Exercise task: Repeat, line for line, the entries printed below.

--------------------

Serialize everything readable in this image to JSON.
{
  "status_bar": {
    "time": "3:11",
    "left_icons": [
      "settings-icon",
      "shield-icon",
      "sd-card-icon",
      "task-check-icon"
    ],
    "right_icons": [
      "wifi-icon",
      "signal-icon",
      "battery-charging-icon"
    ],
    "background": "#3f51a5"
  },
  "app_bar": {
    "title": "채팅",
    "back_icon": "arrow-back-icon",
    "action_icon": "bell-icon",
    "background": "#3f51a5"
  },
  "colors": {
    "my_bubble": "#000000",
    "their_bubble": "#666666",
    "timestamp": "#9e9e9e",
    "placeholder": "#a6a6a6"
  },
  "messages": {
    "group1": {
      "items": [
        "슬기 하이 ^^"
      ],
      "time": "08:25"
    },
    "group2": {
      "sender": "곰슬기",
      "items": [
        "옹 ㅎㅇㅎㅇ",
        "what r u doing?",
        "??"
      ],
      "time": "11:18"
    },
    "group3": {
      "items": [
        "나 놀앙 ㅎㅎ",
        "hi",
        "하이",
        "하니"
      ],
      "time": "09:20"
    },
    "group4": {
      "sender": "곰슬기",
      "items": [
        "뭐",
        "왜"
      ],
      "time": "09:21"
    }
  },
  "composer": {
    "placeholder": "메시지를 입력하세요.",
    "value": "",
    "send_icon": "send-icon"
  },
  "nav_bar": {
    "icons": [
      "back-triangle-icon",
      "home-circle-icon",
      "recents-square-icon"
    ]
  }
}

--------------------

Written solution:
Serialize everything readable in this image to JSON.
{
  "status_bar": {
    "time": "3:11",
    "left_icons": [
      "settings-icon",
      "shield-icon",
      "sd-card-icon",
      "task-check-icon"
    ],
    "right_icons": [
      "wifi-icon",
      "signal-icon",
      "battery-charging-icon"
    ],
    "background": "#3f51a5"
  },
  "app_bar": {
    "title": "채팅",
    "back_icon": "arrow-back-icon",
    "action_icon": "bell-icon",
    "background": "#3f51a5"
  },
  "colors": {
    "my_bubble": "#000000",
    "their_bubble": "#666666",
    "timestamp": "#9e9e9e",
    "placeholder": "#a6a6a6"
  },
  "messages": {
    "group1": {
      "items": [
        "슬기 하이 ^^"
      ],
      "time": "08:25"
    },
    "group2": {
      "sender": "곰슬기",
      "items": [
        "옹 ㅎㅇㅎㅇ",
        "what r u doing?",
        "??"
      ],
      "time": "11:18"
    },
    "group3": {
      "items": [
        "나 놀앙 ㅎㅎ",
        "hi",
        "하이",
        "하니"
      ],
      "time": "09:20"
    },
    "group4": {
      "sender": "곰슬기",
      "items": [
        "뭐",
        "왜"
      ],
      "time": "09:21"
    }
  },
  "composer": {
    "placeholder": "메시지를 입력하세요.",
    "value": "",
    "send_icon": "send-icon"
  },
  "nav_bar": {
    "icons": [
      "back-triangle-icon",
      "home-circle-icon",
      "recents-square-icon"
    ]
  }
}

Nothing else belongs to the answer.